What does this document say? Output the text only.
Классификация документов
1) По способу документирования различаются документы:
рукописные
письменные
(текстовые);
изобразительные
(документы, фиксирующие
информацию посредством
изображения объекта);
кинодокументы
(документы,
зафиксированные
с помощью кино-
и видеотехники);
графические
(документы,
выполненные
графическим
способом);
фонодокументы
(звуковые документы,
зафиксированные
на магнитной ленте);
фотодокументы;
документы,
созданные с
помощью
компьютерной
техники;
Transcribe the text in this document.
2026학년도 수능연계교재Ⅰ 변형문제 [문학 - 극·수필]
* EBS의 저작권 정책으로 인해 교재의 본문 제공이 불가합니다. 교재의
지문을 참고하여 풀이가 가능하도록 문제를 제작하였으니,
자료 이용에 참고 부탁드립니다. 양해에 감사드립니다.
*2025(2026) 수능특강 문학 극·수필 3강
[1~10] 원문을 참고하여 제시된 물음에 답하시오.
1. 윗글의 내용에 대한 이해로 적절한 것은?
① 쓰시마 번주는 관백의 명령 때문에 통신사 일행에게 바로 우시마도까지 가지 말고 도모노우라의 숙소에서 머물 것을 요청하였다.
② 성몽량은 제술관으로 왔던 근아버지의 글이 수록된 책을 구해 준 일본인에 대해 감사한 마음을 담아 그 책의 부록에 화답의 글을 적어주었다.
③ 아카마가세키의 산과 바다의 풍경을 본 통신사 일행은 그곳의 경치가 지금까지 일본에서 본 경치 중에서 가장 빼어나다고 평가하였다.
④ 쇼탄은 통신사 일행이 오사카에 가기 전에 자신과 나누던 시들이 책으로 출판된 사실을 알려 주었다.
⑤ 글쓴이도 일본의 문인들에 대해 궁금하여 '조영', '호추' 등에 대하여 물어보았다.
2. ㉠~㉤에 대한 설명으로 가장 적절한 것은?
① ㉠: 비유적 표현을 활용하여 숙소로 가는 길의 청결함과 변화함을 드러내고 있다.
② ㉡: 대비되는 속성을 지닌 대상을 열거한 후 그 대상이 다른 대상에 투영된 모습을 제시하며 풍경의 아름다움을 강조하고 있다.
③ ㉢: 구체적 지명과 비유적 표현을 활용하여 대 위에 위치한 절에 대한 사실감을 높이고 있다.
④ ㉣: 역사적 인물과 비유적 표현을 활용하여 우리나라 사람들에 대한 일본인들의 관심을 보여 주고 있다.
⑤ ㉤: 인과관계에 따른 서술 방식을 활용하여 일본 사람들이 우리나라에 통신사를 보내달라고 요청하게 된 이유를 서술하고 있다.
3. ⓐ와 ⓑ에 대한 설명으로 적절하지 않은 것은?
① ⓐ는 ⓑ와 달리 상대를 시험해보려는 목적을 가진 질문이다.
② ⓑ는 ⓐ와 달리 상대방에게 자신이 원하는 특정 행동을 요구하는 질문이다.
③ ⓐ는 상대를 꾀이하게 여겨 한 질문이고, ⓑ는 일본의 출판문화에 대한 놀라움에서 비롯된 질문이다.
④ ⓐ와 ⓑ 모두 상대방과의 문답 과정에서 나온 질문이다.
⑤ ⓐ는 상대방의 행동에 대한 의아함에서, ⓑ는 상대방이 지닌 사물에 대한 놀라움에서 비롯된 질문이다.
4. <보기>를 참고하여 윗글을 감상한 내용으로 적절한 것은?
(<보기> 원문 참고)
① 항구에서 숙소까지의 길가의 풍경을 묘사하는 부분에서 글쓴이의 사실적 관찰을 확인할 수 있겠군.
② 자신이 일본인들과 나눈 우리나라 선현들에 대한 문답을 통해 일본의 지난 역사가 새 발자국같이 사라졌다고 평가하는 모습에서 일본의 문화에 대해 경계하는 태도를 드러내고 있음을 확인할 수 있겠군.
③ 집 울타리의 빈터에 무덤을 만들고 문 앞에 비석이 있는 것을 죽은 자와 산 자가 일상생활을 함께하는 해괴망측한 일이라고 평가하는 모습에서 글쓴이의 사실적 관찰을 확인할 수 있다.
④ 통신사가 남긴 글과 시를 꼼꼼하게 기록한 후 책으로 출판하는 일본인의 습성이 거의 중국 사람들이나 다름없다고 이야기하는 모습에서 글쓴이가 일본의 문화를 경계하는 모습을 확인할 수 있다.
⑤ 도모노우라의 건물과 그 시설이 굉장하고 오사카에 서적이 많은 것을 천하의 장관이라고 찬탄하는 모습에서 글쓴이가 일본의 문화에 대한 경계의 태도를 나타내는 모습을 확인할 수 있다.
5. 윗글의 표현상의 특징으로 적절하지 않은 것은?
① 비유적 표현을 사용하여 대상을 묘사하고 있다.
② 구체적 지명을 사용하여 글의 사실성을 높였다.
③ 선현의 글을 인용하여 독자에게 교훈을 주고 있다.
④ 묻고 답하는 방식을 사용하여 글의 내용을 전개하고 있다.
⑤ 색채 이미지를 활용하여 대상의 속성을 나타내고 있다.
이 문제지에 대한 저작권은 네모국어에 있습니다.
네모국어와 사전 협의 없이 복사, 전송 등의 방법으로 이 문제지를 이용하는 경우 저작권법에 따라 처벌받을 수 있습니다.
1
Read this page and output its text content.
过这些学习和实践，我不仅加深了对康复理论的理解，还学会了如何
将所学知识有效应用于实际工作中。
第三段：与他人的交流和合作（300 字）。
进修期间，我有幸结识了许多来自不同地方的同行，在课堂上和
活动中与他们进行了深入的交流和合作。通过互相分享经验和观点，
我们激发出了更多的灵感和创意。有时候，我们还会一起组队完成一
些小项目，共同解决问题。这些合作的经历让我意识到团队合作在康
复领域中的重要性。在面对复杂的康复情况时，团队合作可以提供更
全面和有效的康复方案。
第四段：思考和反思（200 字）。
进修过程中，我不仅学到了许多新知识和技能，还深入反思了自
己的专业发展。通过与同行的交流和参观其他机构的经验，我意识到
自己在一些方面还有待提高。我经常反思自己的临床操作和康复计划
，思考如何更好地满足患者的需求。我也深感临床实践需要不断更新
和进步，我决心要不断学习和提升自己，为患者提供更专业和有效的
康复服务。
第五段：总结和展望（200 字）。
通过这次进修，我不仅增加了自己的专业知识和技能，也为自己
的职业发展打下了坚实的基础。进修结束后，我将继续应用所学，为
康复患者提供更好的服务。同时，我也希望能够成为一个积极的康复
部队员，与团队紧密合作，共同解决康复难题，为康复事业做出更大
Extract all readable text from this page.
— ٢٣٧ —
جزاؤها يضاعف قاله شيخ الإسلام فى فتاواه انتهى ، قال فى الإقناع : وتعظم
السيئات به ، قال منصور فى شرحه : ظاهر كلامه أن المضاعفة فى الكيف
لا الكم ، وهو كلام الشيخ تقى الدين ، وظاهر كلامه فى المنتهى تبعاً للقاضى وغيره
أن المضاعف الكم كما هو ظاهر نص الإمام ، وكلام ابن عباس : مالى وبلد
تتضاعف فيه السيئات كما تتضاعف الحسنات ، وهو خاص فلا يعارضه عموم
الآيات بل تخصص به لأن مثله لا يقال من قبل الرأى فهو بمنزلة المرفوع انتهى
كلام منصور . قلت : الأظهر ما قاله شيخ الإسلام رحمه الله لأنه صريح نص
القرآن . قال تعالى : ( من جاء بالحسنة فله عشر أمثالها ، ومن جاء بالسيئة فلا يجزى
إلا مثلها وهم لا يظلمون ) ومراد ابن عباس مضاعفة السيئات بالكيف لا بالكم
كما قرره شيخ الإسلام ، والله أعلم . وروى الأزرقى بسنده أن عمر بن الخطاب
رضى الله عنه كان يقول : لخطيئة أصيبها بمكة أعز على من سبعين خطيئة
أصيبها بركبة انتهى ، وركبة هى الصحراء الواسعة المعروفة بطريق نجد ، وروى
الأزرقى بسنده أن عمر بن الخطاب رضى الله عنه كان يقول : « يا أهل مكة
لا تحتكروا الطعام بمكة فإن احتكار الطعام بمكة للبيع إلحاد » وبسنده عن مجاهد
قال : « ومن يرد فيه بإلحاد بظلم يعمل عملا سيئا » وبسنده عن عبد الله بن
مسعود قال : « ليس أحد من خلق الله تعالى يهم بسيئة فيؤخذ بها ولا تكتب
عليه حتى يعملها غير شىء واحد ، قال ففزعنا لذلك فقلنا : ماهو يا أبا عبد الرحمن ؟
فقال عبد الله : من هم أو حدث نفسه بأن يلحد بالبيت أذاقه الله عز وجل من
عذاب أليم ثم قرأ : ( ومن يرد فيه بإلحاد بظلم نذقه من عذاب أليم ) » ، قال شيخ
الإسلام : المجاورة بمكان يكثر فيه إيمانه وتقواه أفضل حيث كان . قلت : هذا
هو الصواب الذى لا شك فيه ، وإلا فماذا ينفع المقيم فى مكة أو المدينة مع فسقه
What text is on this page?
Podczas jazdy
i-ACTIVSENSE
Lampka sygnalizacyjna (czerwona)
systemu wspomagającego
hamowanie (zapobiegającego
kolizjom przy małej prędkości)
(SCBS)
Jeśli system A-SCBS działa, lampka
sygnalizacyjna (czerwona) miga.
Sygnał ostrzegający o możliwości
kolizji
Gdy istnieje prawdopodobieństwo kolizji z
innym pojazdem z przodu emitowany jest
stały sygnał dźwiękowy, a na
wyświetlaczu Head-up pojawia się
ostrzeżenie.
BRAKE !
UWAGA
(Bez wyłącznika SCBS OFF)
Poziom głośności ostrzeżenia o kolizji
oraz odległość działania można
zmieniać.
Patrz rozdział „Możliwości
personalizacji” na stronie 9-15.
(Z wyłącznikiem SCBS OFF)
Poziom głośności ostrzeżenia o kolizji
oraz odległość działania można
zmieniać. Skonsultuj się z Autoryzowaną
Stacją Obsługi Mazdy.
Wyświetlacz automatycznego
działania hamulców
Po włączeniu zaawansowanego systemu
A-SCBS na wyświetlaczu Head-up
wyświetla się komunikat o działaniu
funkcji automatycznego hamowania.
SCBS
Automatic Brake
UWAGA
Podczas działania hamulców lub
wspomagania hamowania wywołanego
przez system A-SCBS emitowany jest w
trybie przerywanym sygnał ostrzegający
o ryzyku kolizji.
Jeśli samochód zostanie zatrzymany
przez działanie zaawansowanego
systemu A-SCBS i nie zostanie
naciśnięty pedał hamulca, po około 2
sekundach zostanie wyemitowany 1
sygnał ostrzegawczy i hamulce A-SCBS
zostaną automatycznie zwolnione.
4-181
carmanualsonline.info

→ EXERCISE DIRECTIONS:
From the entries above, copy out every line where the string "드러내고" appears.

→ EXERCISE OUTPUT:
① ㉠: 비유적 표현을 활용하여 숙소로 가는 길의 청결함과 변화함을 드러내고 있다.
② 자신이 일본인들과 나눈 우리나라 선현들에 대한 문답을 통해 일본의 지난 역사가 새 발자국같이 사라졌다고 평가하는 모습에서 일본의 문화에 대해 경계하는 태도를 드러내고 있음을 확인할 수 있겠군.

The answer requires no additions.